■ WHAT IS NEEDED:
Which lines below hold the word "Reaction"? Report each one.

■ RECORDS FOR THIS TASK:
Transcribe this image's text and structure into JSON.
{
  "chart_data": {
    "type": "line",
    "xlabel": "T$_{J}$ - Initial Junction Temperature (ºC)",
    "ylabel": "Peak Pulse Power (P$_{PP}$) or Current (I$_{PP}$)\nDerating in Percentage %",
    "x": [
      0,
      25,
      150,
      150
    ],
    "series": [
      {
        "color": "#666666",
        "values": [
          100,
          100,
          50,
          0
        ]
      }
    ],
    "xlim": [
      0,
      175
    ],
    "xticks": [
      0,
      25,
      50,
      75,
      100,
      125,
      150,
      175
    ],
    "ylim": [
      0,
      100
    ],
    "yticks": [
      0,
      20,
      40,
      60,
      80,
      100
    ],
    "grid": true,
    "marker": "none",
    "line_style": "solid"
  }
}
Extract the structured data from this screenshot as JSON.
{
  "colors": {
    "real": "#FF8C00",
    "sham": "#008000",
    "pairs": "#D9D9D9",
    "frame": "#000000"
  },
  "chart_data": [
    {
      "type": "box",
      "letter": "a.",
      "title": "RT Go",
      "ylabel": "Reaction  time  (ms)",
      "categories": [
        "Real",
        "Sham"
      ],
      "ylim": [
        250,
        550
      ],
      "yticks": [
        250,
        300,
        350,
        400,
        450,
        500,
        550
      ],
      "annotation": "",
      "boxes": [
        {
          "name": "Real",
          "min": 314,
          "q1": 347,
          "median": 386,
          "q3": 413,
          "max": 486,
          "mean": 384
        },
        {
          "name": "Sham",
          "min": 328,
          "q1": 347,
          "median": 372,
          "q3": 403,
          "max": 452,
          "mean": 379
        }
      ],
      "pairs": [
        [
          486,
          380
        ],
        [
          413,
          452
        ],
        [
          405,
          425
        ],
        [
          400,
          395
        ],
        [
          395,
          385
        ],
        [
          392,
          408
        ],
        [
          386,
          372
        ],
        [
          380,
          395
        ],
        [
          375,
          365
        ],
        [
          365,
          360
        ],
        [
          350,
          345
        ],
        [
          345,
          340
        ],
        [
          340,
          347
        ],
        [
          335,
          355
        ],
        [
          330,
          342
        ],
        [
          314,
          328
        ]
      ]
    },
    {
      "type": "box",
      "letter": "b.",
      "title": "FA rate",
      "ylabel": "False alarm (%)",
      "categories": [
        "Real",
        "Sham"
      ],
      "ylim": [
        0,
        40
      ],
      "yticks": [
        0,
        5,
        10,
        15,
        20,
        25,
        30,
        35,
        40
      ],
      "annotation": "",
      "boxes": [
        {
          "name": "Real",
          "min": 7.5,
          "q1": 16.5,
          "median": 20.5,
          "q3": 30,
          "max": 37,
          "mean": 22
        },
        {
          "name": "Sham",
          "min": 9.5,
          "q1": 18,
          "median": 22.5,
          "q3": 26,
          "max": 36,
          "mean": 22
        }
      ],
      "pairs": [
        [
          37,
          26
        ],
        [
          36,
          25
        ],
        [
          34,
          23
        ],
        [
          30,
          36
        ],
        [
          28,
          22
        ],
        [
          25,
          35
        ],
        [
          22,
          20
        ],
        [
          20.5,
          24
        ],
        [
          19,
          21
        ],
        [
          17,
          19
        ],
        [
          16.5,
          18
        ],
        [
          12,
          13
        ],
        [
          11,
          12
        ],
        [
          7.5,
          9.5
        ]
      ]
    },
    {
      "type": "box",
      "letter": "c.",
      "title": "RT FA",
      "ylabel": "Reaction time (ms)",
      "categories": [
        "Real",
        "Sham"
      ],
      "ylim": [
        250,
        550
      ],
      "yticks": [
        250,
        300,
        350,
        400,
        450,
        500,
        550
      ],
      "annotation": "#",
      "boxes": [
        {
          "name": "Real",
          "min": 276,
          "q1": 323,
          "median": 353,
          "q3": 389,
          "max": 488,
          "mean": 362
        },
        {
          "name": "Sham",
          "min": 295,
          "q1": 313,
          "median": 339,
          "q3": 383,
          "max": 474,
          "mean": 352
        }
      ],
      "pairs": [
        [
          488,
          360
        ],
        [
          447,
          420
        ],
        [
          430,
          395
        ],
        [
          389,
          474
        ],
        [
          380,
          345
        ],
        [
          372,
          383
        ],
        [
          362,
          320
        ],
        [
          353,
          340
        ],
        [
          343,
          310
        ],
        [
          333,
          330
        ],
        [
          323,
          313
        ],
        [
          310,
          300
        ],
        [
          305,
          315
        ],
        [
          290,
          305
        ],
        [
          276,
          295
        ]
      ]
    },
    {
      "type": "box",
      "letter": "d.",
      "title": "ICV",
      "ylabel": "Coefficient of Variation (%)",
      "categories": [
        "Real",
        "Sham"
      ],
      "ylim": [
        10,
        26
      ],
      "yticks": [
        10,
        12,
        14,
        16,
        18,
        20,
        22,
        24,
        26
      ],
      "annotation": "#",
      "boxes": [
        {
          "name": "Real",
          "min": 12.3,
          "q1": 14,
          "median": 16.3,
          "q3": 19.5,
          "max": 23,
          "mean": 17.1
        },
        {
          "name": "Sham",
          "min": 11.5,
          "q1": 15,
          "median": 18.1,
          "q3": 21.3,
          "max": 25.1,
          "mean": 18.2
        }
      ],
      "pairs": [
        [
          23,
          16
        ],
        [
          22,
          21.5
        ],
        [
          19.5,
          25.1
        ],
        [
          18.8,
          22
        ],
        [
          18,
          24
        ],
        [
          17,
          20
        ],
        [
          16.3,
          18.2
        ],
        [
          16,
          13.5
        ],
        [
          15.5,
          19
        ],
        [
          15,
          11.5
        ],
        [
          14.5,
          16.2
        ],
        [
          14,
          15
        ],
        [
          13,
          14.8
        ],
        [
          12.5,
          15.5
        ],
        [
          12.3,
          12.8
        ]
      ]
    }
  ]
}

■ ANSWER TO THIS PROBLEM:
      "ylabel": "Reaction  time  (ms)",
      "ylabel": "Reaction time (ms)",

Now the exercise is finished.